# [GIVEN REQUEST]
Put every line of the entries below into a Markdown table with the columns "Row" and "Line", numbering each row and omitting blank lines. Leave the pictures out of the table.

— BEGIN SUPPLIED MATERIAL —

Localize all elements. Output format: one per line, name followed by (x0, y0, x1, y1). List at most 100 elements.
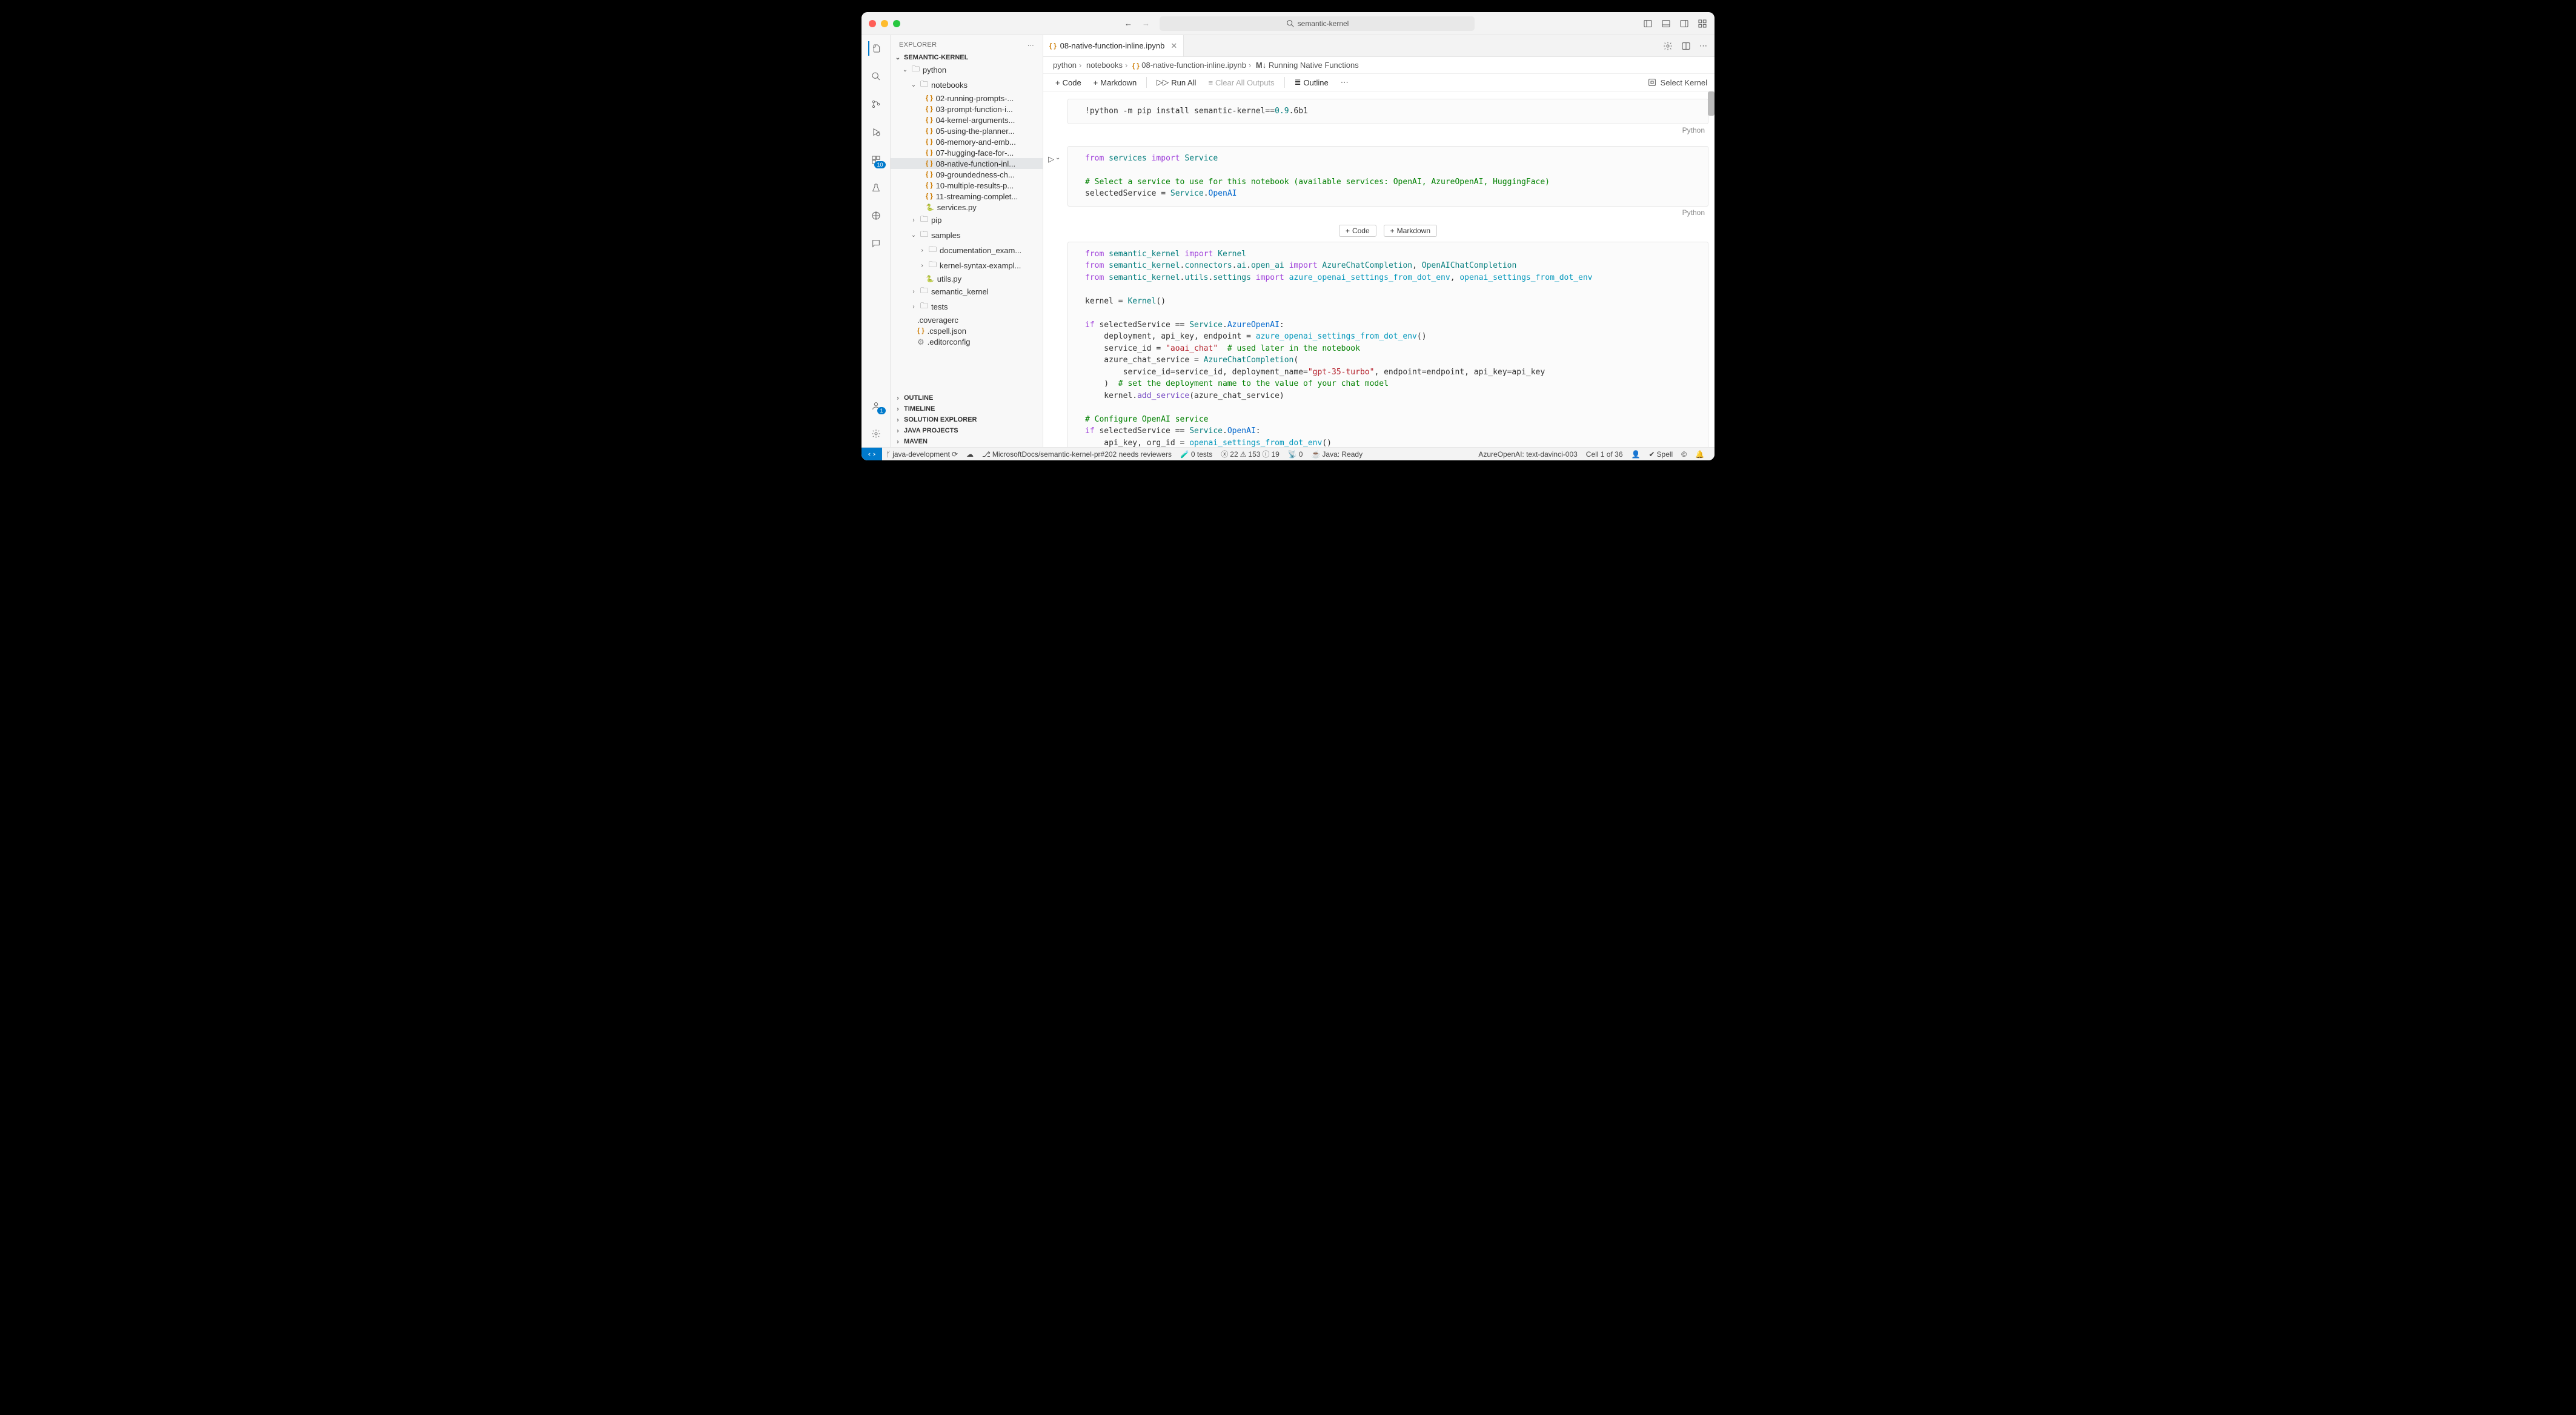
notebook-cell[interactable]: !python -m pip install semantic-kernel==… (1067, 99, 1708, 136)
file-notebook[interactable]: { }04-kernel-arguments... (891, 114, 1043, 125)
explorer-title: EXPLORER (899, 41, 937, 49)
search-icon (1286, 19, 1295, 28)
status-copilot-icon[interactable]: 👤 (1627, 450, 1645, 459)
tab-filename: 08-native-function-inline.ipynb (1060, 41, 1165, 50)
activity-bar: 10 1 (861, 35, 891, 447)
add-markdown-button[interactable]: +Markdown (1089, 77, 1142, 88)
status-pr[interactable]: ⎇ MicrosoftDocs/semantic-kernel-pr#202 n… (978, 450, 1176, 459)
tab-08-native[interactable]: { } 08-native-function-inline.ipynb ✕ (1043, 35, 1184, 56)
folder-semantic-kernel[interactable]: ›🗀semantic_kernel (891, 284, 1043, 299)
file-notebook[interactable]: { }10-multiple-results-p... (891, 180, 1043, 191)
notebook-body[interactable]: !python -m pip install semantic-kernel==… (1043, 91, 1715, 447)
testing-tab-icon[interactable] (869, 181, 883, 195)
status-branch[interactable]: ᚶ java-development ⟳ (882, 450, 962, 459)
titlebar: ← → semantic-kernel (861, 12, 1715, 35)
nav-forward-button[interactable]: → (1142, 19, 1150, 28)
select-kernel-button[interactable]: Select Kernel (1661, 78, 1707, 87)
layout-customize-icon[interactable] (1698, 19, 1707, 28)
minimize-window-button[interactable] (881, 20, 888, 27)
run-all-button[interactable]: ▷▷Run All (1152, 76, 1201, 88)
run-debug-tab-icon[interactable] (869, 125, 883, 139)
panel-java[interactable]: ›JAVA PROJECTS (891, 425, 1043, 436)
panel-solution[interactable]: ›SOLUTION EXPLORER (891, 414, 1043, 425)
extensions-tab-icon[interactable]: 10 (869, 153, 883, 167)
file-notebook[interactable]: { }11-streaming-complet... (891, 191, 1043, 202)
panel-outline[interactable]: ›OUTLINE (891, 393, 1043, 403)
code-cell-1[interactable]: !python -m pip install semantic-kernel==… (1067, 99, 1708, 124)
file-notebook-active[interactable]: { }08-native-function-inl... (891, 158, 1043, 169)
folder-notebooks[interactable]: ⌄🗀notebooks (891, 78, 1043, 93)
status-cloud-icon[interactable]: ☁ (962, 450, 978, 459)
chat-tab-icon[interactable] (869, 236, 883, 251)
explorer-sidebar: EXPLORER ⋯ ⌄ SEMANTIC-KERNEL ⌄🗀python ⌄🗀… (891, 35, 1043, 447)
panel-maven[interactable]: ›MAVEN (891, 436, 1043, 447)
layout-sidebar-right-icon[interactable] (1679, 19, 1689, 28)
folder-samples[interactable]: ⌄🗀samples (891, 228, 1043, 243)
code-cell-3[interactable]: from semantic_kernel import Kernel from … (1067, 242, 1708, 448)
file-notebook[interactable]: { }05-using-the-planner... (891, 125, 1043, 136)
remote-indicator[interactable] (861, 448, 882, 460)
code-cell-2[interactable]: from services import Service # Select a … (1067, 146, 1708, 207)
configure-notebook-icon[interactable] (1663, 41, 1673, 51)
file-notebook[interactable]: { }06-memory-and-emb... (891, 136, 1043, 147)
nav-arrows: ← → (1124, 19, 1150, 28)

— END SUPPLIED MATERIAL —

# [EXPECTED ANSWER]
| Row | Line |
|---|---|
| 1 | Localize all elements. Output format: one per line, name followed by (x0, y0, x1, y1). List at most 100 elements. |
| 2 | notebook-cell[interactable]: !python -m pip install semantic-kernel==… (1067, 99, 1708, 136) |
| 3 | file-notebook[interactable]: { }04-kernel-arguments... (891, 114, 1043, 125) |
| 4 | explorer-title: EXPLORER (899, 41, 937, 49) |
| 5 | search-icon (1286, 19, 1295, 28) |
| 6 | status-copilot-icon[interactable]: 👤 (1627, 450, 1645, 459) |
| 7 | tab-filename: 08-native-function-inline.ipynb (1060, 41, 1165, 50) |
| 8 | activity-bar: 10 1 (861, 35, 891, 447) |
| 9 | add-markdown-button[interactable]: +Markdown (1089, 77, 1142, 88) |
| 10 | status-pr[interactable]: ⎇ MicrosoftDocs/semantic-kernel-pr#202 n… (978, 450, 1176, 459) |
| 11 | tab-08-native[interactable]: { } 08-native-function-inline.ipynb ✕ (1043, 35, 1184, 56) |
| 12 | folder-semantic-kernel[interactable]: ›🗀semantic_kernel (891, 284, 1043, 299) |
| 13 | file-notebook[interactable]: { }10-multiple-results-p... (891, 180, 1043, 191) |
| 14 | notebook-body[interactable]: !python -m pip install semantic-kernel==… (1043, 91, 1715, 447) |
| 15 | testing-tab-icon[interactable] (869, 181, 883, 195) |
| 16 | status-branch[interactable]: ᚶ java-development ⟳ (882, 450, 962, 459) |
| 17 | titlebar: ← → semantic-kernel (861, 12, 1715, 35) |
| 18 | nav-forward-button[interactable]: → (1142, 19, 1150, 28) |
| 19 | select-kernel-button[interactable]: Select Kernel (1661, 78, 1707, 87) |
| 20 | layout-customize-icon[interactable] (1698, 19, 1707, 28) |
| 21 | minimize-window-button[interactable] (881, 20, 888, 27) |
| 22 | run-all-button[interactable]: ▷▷Run All (1152, 76, 1201, 88) |
| 23 | run-debug-tab-icon[interactable] (869, 125, 883, 139) |
| 24 | panel-java[interactable]: ›JAVA PROJECTS (891, 425, 1043, 436) |
| 25 | panel-solution[interactable]: ›SOLUTION EXPLORER (891, 414, 1043, 425) |
| 26 | extensions-tab-icon[interactable]: 10 (869, 153, 883, 167) |
| 27 | file-notebook[interactable]: { }11-streaming-complet... (891, 191, 1043, 202) |
| 28 | panel-outline[interactable]: ›OUTLINE (891, 393, 1043, 403) |
| 29 | code-cell-1[interactable]: !python -m pip install semantic-kernel==… (1067, 99, 1708, 124) |
| 30 | file-notebook-active[interactable]: { }08-native-function-inl... (891, 158, 1043, 169) |
| 31 | folder-notebooks[interactable]: ⌄🗀notebooks (891, 78, 1043, 93) |
| 32 | status-cloud-icon[interactable]: ☁ (962, 450, 978, 459) |
| 33 | chat-tab-icon[interactable] (869, 236, 883, 251) |
| 34 | explorer-sidebar: EXPLORER ⋯ ⌄ SEMANTIC-KERNEL ⌄🗀python ⌄🗀… (891, 35, 1043, 447) |
| 35 | panel-maven[interactable]: ›MAVEN (891, 436, 1043, 447) |
| 36 | layout-sidebar-right-icon[interactable] (1679, 19, 1689, 28) |
| 37 | folder-samples[interactable]: ⌄🗀samples (891, 228, 1043, 243) |
| 38 | code-cell-3[interactable]: from semantic_kernel import Kernel from … (1067, 242, 1708, 448) |
| 39 | file-notebook[interactable]: { }05-using-the-planner... (891, 125, 1043, 136) |
| 40 | remote-indicator[interactable] (861, 448, 882, 460) |
| 41 | code-cell-2[interactable]: from services import Service # Select a … (1067, 146, 1708, 207) |
| 42 | configure-notebook-icon[interactable] (1663, 41, 1673, 51) |
| 43 | file-notebook[interactable]: { }06-memory-and-emb... (891, 136, 1043, 147) |
| 44 | nav-arrows: ← → (1124, 19, 1150, 28) |